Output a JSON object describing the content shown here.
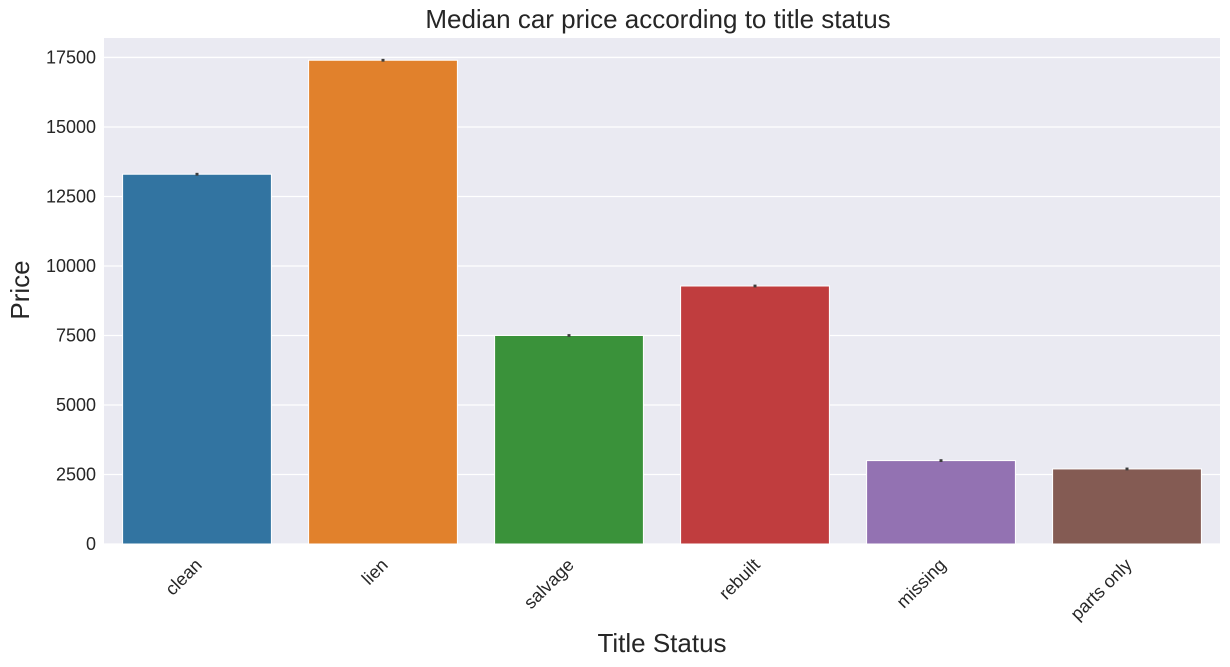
{
  "chart_data": {
    "type": "bar",
    "title": "Median car price according to title status",
    "xlabel": "Title Status",
    "ylabel": "Price",
    "categories": [
      "clean",
      "lien",
      "salvage",
      "rebuilt",
      "missing",
      "parts only"
    ],
    "values": [
      13300,
      17400,
      7500,
      9280,
      3000,
      2700
    ],
    "error_bars": [
      [
        13250,
        13350
      ],
      [
        17350,
        17450
      ],
      [
        7450,
        7550
      ],
      [
        9230,
        9330
      ],
      [
        2950,
        3050
      ],
      [
        2650,
        2750
      ]
    ],
    "ylim": [
      0,
      18200
    ],
    "yticks": [
      0,
      2500,
      5000,
      7500,
      10000,
      12500,
      15000,
      17500
    ],
    "ytick_labels": [
      "0",
      "2500",
      "5000",
      "7500",
      "10000",
      "12500",
      "15000",
      "17500"
    ],
    "colors": [
      "#3274a1",
      "#e1812c",
      "#3a923a",
      "#c03d3e",
      "#9372b2",
      "#845b53"
    ],
    "grid": true,
    "background": "#eaeaf2",
    "xtick_rotation": "45-degree"
  }
}
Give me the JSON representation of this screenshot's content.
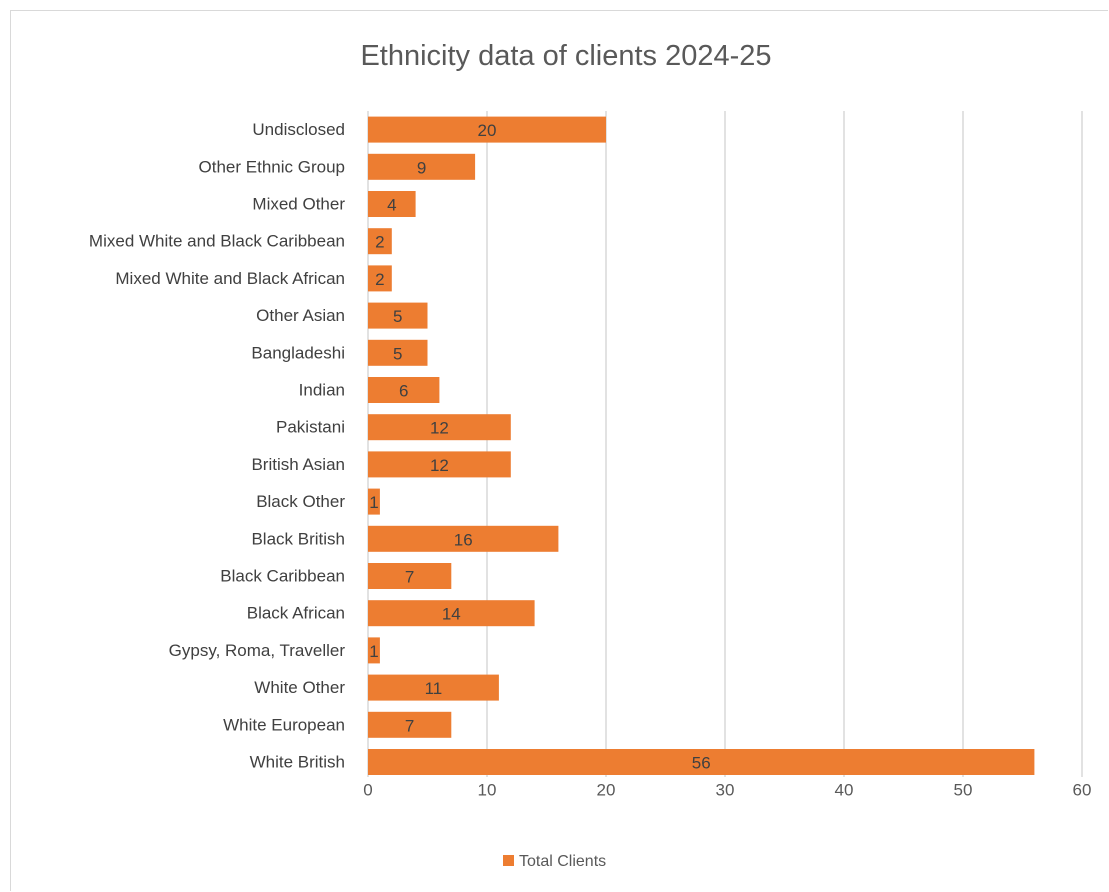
{
  "chart_data": {
    "type": "bar",
    "orientation": "horizontal",
    "title": "Ethnicity data of clients 2024-25",
    "xlabel": "",
    "ylabel": "",
    "categories": [
      "Undisclosed",
      "Other Ethnic Group",
      "Mixed Other",
      "Mixed White and Black Caribbean",
      "Mixed White and Black African",
      "Other Asian",
      "Bangladeshi",
      "Indian",
      "Pakistani",
      "British Asian",
      "Black Other",
      "Black British",
      "Black Caribbean",
      "Black African",
      "Gypsy, Roma, Traveller",
      "White Other",
      "White European",
      "White British"
    ],
    "series": [
      {
        "name": "Total Clients",
        "values": [
          20,
          9,
          4,
          2,
          2,
          5,
          5,
          6,
          12,
          12,
          1,
          16,
          7,
          14,
          1,
          11,
          7,
          56
        ],
        "color": "#ed7d31"
      }
    ],
    "xlim": [
      0,
      60
    ],
    "xticks": [
      "0",
      "10",
      "20",
      "30",
      "40",
      "50",
      "60"
    ],
    "grid": "vertical",
    "legend_position": "bottom",
    "data_labels": true
  }
}
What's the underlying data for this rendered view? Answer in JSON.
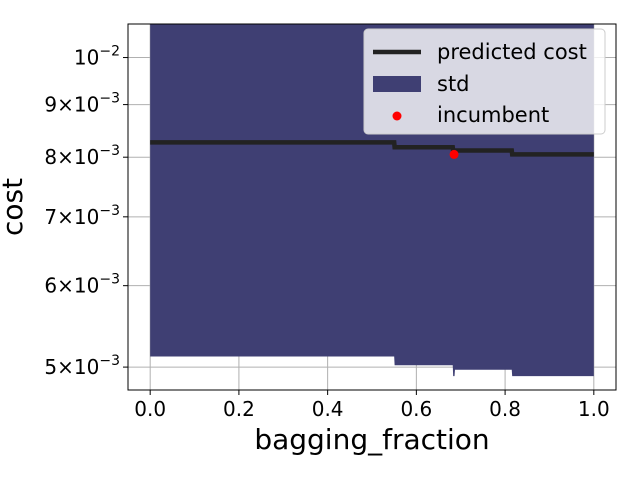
{
  "chart_data": {
    "type": "line",
    "xlabel": "bagging_fraction",
    "ylabel": "cost",
    "xlim": [
      -0.05,
      1.05
    ],
    "ylim": [
      0.00475,
      0.01078
    ],
    "yscale": "log",
    "grid": true,
    "legend_position": "top-right",
    "x_ticks": [
      0.0,
      0.2,
      0.4,
      0.6,
      0.8,
      1.0
    ],
    "x_tick_labels": [
      "0.0",
      "0.2",
      "0.4",
      "0.6",
      "0.8",
      "1.0"
    ],
    "y_ticks": [
      {
        "value": 0.005,
        "mantissa": "5",
        "base": "10",
        "exp": "−3"
      },
      {
        "value": 0.006,
        "mantissa": "6",
        "base": "10",
        "exp": "−3"
      },
      {
        "value": 0.007,
        "mantissa": "7",
        "base": "10",
        "exp": "−3"
      },
      {
        "value": 0.008,
        "mantissa": "8",
        "base": "10",
        "exp": "−3"
      },
      {
        "value": 0.009,
        "mantissa": "9",
        "base": "10",
        "exp": "−3"
      },
      {
        "value": 0.01,
        "mantissa": "",
        "base": "10",
        "exp": "−2"
      }
    ],
    "series": [
      {
        "name": "predicted cost",
        "kind": "line",
        "color": "#222222",
        "x": [
          0.0,
          0.55,
          0.551,
          0.682,
          0.683,
          0.815,
          0.816,
          1.0
        ],
        "y": [
          0.00827,
          0.00827,
          0.00818,
          0.00818,
          0.00812,
          0.00812,
          0.00805,
          0.00805
        ]
      },
      {
        "name": "std",
        "kind": "band",
        "color": "#3f3f73",
        "x": [
          0.0,
          0.55,
          0.551,
          0.682,
          0.683,
          0.686,
          0.687,
          0.815,
          0.816,
          1.0
        ],
        "lower": [
          0.00512,
          0.00512,
          0.00502,
          0.00502,
          0.0049,
          0.0049,
          0.00497,
          0.00497,
          0.0049,
          0.0049
        ],
        "upper": [
          0.0115,
          0.0115,
          0.011,
          0.011,
          0.011,
          0.011,
          0.011,
          0.011,
          0.011,
          0.011
        ]
      },
      {
        "name": "incumbent",
        "kind": "scatter",
        "color": "#ff0000",
        "x": [
          0.685
        ],
        "y": [
          0.00805
        ]
      }
    ]
  }
}
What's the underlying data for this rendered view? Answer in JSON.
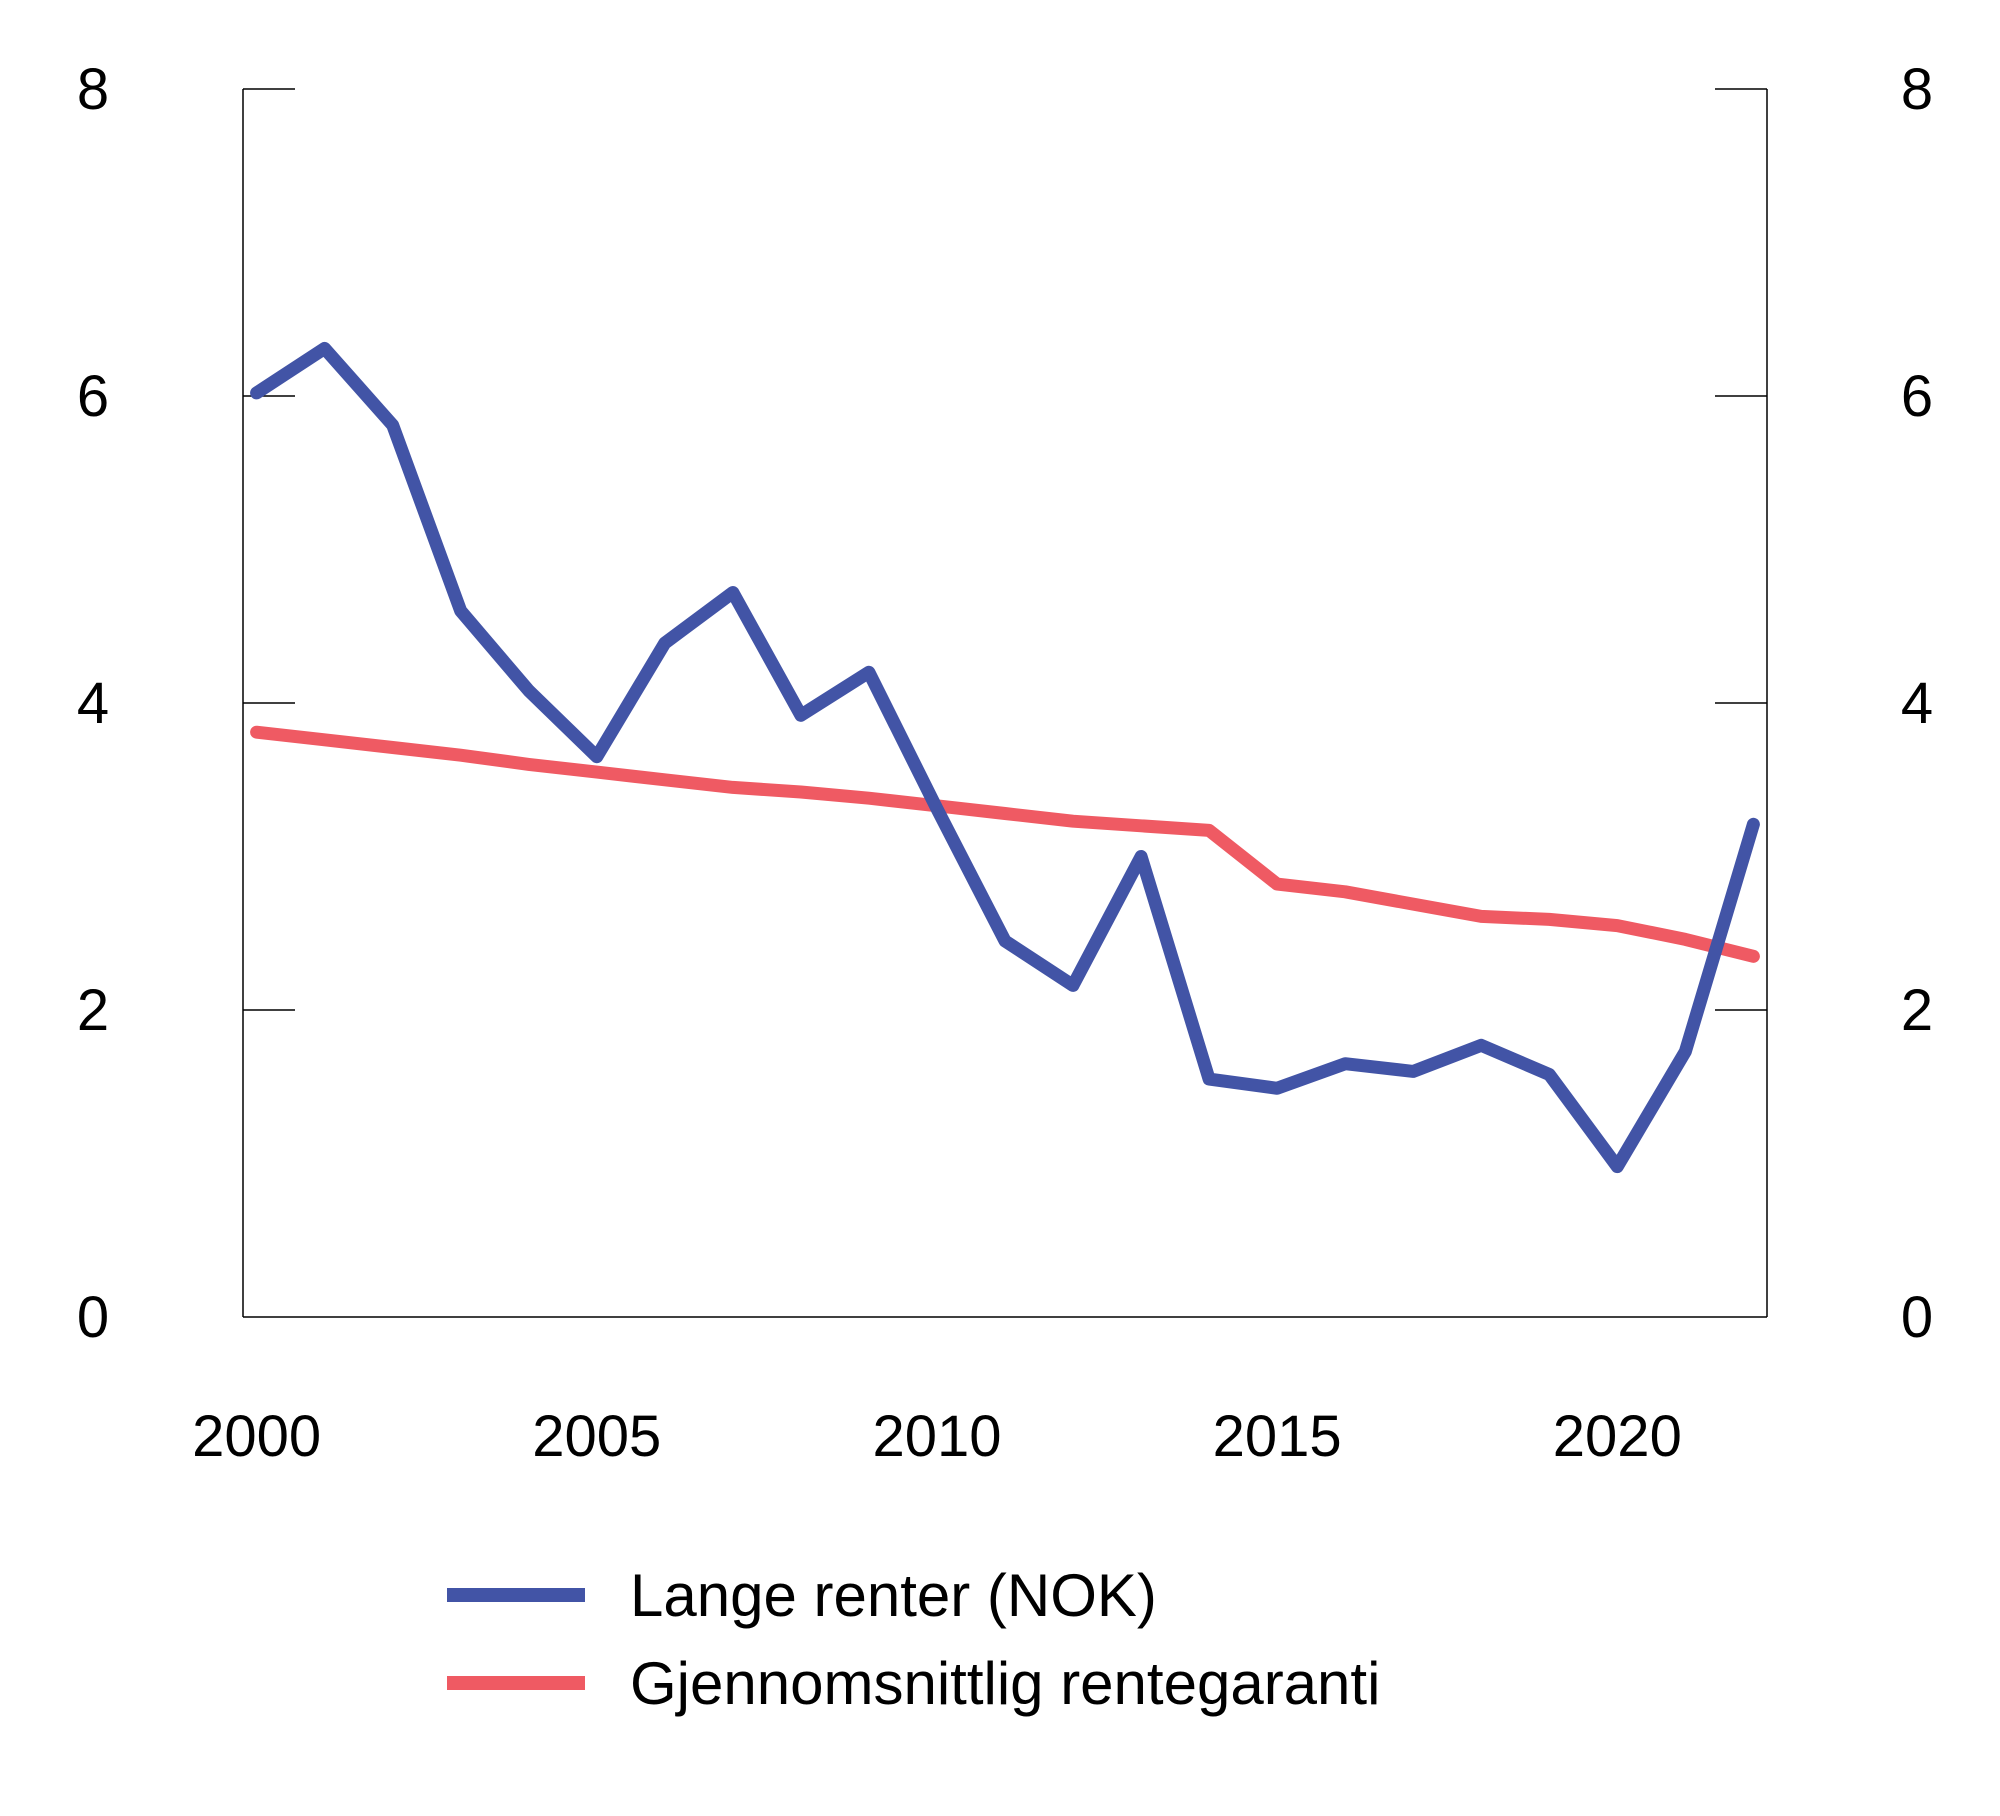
{
  "chart_data": {
    "type": "line",
    "title": "",
    "xlabel": "",
    "ylabel": "",
    "x": [
      2000,
      2001,
      2002,
      2003,
      2004,
      2005,
      2006,
      2007,
      2008,
      2009,
      2010,
      2011,
      2012,
      2013,
      2014,
      2015,
      2016,
      2017,
      2018,
      2019,
      2020,
      2021,
      2022
    ],
    "xlim": [
      1999.8,
      2022.2
    ],
    "ylim": [
      0,
      8
    ],
    "x_ticks": [
      2000,
      2005,
      2010,
      2015,
      2020
    ],
    "y_ticks": [
      0,
      2,
      4,
      6,
      8
    ],
    "x_tick_labels": [
      "2000",
      "2005",
      "2010",
      "2015",
      "2020"
    ],
    "y_tick_labels_left": [
      "0",
      "2",
      "4",
      "6",
      "8"
    ],
    "y_tick_labels_right": [
      "0",
      "2",
      "4",
      "6",
      "8"
    ],
    "grid": false,
    "legend_position": "bottom",
    "series": [
      {
        "name": "Lange renter (NOK)",
        "color": "#4254a6",
        "values": [
          6.02,
          6.31,
          5.81,
          4.6,
          4.08,
          3.65,
          4.39,
          4.72,
          3.92,
          4.2,
          3.31,
          2.45,
          2.16,
          3.0,
          1.55,
          1.49,
          1.65,
          1.6,
          1.77,
          1.58,
          0.98,
          1.73,
          3.21
        ]
      },
      {
        "name": "Gjennomsnittlig rentegaranti",
        "color": "#ef5a63",
        "values": [
          3.81,
          3.76,
          3.71,
          3.66,
          3.6,
          3.55,
          3.5,
          3.45,
          3.42,
          3.38,
          3.33,
          3.28,
          3.23,
          3.2,
          3.17,
          2.82,
          2.77,
          2.69,
          2.61,
          2.59,
          2.55,
          2.46,
          2.35
        ]
      }
    ]
  }
}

- - -

Problem to solve —
Look through the data and show every line containing "British".

Solution for this problem —
      "British Asian",
      "Black British",
      "White British"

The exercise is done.